Locate all lines with the word "skaičius". Copy them.

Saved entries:
((

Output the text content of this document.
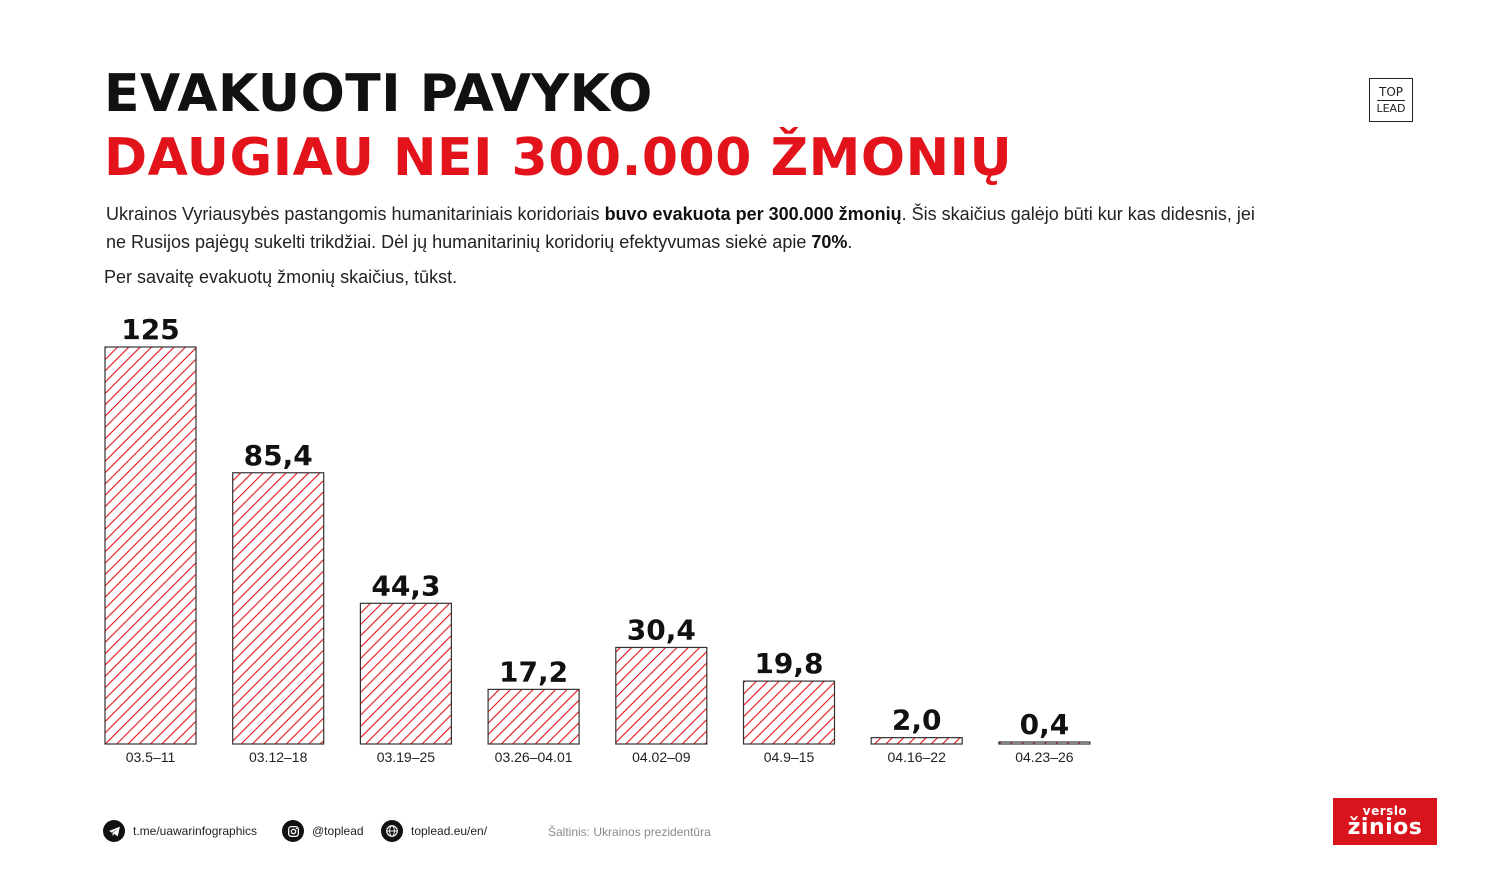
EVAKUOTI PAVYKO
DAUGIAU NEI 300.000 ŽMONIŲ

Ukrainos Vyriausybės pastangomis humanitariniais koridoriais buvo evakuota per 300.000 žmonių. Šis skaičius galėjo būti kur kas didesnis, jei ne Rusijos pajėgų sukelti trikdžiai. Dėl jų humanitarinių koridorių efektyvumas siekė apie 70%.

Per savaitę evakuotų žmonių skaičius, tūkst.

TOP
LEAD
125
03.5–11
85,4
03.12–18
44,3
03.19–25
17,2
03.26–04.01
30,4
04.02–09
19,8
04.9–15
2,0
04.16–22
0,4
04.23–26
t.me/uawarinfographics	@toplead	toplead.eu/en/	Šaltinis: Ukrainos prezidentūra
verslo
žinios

))

■ **Answer for the task**
Ukrainos Vyriausybės pastangomis humanitariniais koridoriais buvo evakuota per 300.000 žmonių. Šis skaičius galėjo būti kur kas didesnis, jei ne Rusijos pajėgų sukelti trikdžiai. Dėl jų humanitarinių koridorių efektyvumas siekė apie 70%.
Per savaitę evakuotų žmonių skaičius, tūkst.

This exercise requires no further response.